Saved entries
————————

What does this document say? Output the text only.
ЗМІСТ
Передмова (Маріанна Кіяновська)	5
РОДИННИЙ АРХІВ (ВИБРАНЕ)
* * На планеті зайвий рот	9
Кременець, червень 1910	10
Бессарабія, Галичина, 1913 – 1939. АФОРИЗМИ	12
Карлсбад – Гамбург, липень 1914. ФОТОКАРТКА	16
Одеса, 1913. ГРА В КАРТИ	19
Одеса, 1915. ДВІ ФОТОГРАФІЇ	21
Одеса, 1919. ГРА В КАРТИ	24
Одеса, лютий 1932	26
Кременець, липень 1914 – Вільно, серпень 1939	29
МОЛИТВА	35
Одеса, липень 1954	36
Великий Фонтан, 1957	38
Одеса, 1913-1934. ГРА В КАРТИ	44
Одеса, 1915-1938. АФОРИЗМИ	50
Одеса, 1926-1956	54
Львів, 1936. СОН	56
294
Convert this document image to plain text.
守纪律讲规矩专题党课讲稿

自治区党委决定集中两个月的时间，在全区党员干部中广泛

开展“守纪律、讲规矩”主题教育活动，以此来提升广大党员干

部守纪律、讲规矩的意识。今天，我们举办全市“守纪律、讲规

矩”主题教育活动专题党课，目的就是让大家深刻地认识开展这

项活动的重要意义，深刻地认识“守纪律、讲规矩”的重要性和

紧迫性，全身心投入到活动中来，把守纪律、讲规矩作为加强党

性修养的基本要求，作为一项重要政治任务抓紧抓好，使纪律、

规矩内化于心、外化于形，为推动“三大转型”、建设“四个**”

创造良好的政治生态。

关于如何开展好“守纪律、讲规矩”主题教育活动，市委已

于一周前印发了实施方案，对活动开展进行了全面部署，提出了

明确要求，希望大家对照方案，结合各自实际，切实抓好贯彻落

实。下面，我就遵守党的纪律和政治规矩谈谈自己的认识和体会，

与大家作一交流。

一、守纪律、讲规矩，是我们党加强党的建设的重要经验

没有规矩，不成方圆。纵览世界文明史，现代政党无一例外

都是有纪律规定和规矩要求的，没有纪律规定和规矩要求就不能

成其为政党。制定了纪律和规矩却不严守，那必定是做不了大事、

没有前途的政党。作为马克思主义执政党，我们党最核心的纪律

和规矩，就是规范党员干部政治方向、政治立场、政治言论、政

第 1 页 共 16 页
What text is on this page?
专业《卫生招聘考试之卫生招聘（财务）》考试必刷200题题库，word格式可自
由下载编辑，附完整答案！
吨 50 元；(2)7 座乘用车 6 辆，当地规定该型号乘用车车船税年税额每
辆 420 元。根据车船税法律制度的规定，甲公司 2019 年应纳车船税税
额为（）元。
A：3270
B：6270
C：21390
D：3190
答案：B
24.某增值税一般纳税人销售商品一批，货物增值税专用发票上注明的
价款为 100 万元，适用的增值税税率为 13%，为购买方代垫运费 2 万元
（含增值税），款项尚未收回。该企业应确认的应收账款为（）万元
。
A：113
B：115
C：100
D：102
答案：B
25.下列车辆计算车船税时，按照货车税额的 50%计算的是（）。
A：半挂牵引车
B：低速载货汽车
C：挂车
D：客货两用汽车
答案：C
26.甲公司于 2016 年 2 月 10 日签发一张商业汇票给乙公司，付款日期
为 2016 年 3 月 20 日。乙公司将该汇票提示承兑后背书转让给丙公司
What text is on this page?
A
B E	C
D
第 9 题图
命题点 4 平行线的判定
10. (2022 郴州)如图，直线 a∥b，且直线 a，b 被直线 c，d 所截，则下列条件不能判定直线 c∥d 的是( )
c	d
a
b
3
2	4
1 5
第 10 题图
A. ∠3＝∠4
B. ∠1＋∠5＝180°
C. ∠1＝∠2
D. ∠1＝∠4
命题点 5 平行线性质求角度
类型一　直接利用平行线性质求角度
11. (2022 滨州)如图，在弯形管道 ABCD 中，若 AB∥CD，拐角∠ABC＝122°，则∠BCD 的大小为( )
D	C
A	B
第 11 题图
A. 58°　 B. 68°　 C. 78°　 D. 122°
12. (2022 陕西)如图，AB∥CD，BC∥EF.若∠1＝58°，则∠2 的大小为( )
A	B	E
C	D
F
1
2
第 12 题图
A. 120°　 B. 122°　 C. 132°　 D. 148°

————————

*Objective:*
Each line that holds the word "的大小为" should be extracted from the records.

*Problem solution:*
11. (2022 滨州)如图，在弯形管道 ABCD 中，若 AB∥CD，拐角∠ABC＝122°，则∠BCD 的大小为( )
12. (2022 陕西)如图，AB∥CD，BC∥EF.若∠1＝58°，则∠2 的大小为( )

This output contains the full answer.